Stated goal
Transcribe all records exactly.

Available records

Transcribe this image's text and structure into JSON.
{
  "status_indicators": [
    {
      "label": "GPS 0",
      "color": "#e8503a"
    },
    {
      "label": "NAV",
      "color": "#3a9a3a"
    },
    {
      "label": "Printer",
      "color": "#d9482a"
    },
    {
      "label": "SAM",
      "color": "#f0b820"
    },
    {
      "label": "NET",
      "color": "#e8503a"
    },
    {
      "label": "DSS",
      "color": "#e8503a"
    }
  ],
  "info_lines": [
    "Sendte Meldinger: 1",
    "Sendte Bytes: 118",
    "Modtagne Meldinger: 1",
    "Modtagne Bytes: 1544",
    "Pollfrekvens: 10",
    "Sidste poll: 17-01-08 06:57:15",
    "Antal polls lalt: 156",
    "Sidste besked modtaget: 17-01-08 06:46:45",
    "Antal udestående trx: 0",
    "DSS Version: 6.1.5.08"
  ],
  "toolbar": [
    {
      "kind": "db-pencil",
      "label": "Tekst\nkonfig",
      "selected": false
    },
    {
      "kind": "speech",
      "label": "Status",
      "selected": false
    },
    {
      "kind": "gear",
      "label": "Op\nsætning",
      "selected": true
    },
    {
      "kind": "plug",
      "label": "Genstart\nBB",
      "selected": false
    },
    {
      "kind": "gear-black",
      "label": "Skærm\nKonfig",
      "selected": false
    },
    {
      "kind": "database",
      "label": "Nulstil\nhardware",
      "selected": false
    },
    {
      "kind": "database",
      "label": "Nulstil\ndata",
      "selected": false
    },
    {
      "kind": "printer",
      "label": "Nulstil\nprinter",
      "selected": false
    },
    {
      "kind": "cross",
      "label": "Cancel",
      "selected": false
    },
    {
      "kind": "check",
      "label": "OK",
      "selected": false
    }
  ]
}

Task answer
Transcribe this image's text and structure into JSON.
{
  "status_indicators": [
    {
      "label": "GPS 0",
      "color": "#e8503a"
    },
    {
      "label": "NAV",
      "color": "#3a9a3a"
    },
    {
      "label": "Printer",
      "color": "#d9482a"
    },
    {
      "label": "SAM",
      "color": "#f0b820"
    },
    {
      "label": "NET",
      "color": "#e8503a"
    },
    {
      "label": "DSS",
      "color": "#e8503a"
    }
  ],
  "info_lines": [
    "Sendte Meldinger: 1",
    "Sendte Bytes: 118",
    "Modtagne Meldinger: 1",
    "Modtagne Bytes: 1544",
    "Pollfrekvens: 10",
    "Sidste poll: 17-01-08 06:57:15",
    "Antal polls lalt: 156",
    "Sidste besked modtaget: 17-01-08 06:46:45",
    "Antal udestående trx: 0",
    "DSS Version: 6.1.5.08"
  ],
  "toolbar": [
    {
      "kind": "db-pencil",
      "label": "Tekst\nkonfig",
      "selected": false
    },
    {
      "kind": "speech",
      "label": "Status",
      "selected": false
    },
    {
      "kind": "gear",
      "label": "Op\nsætning",
      "selected": true
    },
    {
      "kind": "plug",
      "label": "Genstart\nBB",
      "selected": false
    },
    {
      "kind": "gear-black",
      "label": "Skærm\nKonfig",
      "selected": false
    },
    {
      "kind": "database",
      "label": "Nulstil\nhardware",
      "selected": false
    },
    {
      "kind": "database",
      "label": "Nulstil\ndata",
      "selected": false
    },
    {
      "kind": "printer",
      "label": "Nulstil\nprinter",
      "selected": false
    },
    {
      "kind": "cross",
      "label": "Cancel",
      "selected": false
    },
    {
      "kind": "check",
      "label": "OK",
      "selected": false
    }
  ]
}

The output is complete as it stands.